### Reading passage
= = = =

Kimi's four response modes cover most use cases without requiring much configuration. Instant works for quick answers, Thinking for step-by-step reasoning, Agent for research and creation tasks, and Agent Swarm for parallel execution at scale.

Deep Research runs multi-step research workflows autonomously, pulling from web sources and producing structured reports. The output quality is good enough for first drafts, and the process shows which sources were used. Kimi Code supports multi-file editing and autonomous bug-fixing; Moonshot's documentation references coding sessions running continuously for over 13 hours on complex tasks.

The productivity suite covers Slides, Docs, Sheets, and Websites, giving Kimi a broader surface area than most chat platforms. The Websites tool generates full-stack sites from a single description, including frontend, backend, and database layers. These tools aren't the most polished in their respective categories, but having them integrated into one platform adds real convenience for teams with varied workflows.

= = = =

### Data records
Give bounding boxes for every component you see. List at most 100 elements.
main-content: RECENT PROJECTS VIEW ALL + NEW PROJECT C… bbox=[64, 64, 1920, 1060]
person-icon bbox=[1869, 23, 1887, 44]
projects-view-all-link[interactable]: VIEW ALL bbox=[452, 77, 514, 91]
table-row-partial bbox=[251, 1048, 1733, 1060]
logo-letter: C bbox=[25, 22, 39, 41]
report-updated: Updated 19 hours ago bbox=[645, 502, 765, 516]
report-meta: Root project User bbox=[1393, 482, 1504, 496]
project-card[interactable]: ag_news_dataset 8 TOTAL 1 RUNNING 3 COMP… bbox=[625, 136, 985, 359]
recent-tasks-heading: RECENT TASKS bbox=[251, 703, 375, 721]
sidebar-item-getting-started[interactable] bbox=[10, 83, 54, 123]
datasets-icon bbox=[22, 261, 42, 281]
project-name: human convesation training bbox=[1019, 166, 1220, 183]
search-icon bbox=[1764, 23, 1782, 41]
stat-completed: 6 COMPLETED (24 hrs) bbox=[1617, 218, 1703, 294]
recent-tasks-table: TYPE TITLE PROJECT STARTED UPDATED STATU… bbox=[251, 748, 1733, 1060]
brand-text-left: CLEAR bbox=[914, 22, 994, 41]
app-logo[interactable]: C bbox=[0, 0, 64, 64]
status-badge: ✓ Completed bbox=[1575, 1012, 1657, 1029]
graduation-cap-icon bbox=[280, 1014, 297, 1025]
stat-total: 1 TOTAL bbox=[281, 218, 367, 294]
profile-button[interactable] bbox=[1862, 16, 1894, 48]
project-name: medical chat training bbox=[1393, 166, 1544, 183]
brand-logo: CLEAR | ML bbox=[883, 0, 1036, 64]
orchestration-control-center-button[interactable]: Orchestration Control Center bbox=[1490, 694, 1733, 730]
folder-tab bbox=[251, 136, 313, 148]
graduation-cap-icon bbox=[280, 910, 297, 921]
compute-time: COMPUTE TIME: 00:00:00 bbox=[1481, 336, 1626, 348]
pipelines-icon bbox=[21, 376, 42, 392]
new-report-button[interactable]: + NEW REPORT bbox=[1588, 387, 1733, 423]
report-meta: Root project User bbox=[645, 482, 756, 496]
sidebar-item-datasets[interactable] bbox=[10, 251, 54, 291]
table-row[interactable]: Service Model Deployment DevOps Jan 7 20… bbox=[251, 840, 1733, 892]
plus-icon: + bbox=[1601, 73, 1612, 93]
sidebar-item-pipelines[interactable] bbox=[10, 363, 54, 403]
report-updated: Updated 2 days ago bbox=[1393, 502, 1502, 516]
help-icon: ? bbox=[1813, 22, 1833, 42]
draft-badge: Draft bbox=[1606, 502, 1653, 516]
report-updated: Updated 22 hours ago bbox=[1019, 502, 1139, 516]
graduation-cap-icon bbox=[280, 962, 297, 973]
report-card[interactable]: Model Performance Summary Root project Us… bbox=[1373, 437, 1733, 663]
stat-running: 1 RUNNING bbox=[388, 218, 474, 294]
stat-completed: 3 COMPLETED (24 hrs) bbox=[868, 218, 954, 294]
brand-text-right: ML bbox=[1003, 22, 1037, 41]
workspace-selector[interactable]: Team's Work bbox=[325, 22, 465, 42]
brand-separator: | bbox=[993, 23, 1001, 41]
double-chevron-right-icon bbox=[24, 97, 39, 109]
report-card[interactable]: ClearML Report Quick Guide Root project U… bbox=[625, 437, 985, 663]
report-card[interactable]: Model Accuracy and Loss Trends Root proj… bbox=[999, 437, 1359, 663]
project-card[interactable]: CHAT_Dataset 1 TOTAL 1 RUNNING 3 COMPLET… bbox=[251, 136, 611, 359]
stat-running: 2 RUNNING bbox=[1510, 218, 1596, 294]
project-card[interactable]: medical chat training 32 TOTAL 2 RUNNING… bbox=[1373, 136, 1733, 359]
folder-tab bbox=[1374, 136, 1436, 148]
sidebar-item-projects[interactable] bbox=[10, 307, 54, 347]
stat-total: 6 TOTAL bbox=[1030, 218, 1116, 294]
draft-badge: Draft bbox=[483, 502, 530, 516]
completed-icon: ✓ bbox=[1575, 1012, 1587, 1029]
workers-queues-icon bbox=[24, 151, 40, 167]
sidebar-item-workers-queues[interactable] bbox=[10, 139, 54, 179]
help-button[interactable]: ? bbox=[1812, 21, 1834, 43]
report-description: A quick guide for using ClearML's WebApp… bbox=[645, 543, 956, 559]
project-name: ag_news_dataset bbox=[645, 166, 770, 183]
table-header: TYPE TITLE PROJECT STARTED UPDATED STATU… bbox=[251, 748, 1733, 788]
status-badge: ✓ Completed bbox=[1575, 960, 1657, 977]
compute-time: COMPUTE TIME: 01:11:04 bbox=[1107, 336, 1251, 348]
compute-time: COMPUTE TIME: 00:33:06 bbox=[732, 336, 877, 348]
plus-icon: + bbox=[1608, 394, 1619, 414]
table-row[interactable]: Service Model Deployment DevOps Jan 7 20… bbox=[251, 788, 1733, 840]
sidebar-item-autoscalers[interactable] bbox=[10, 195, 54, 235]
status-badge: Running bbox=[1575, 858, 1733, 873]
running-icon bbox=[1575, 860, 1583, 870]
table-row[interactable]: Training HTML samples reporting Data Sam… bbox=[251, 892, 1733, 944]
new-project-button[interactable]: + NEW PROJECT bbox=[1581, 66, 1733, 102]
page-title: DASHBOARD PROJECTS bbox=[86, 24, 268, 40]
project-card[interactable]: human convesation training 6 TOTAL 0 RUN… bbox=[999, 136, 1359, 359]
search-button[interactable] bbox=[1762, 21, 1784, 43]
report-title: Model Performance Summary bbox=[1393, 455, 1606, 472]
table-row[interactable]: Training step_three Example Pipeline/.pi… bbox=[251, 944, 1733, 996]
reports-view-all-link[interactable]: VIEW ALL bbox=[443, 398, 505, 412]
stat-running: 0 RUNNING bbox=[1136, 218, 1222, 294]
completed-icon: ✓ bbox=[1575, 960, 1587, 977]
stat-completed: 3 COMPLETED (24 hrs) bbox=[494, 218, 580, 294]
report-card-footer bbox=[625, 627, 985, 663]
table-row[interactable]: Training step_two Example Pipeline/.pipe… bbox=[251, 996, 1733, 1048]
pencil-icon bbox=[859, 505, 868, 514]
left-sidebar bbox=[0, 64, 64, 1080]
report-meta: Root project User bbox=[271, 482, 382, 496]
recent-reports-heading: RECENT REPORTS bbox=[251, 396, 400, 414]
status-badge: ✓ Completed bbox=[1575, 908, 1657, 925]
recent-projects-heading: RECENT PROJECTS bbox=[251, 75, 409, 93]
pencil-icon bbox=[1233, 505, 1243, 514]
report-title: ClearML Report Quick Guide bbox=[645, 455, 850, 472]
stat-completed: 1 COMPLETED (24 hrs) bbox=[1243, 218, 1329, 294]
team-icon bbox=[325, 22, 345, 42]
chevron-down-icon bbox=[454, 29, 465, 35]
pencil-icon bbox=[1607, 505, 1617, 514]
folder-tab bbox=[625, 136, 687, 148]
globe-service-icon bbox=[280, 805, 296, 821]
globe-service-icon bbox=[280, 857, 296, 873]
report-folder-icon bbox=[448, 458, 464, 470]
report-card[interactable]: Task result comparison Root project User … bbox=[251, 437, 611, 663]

= = = =

### Exercise requirements
[a] In the passage about Kimi, which layers does the Websites tool produce from a single description?
[b] Write the next part of the passage about Kimi, picking up after its final sentence.
The items have nothing to do with the passage about Kimi.

### Exercise responses
[a] Frontend, backend, and database layers.

[b]
Kimi: User experience

The main Kimi interface is clean and web-first. The four response modes are clearly labeled, and mode-switching during a conversation is straightforward. A memory system carries context across sessions when you want it to. Mobile apps on iOS and Android work well for basic tasks, though agent workflows are better suited to desktop.

There's no structured onboarding tutorial, so new users will spend time with the help center. It covers everything from getting started through API usage across roughly 12 categories. Community channels on Discord and Reddit are active enough that you'll usually find someone who's hit the same issue.

Kimi: Customer support

Support is self-serve. The help center at kimi.com/help covers memberships, billing, API usage, and troubleshooting in detail. Discord and Reddit communities fill in the gaps for newer features.

What's missing is human support. There's no live chat, no prominently listed support email for general users, and no phone line. For a platform targeting developers running production workflows, that's a gap worth knowing about before you sign up. Enterprise arrangements may exist but aren't clearly documented publicly.

Kimi API

(Image credit: Kimi.com)

Kimi: Pricing

  • Free (Adagio): Basic K2.6 access, limited agent usage, one concurrent task, no Agent Swarm, no Kimi Code quota.
  • Moderato ($19/month): K2.6, Deep Research, Kimi Code, Slides, Websites.
  • Allegretto ($39/month): Adds Agent Swarm and a higher professional data quota.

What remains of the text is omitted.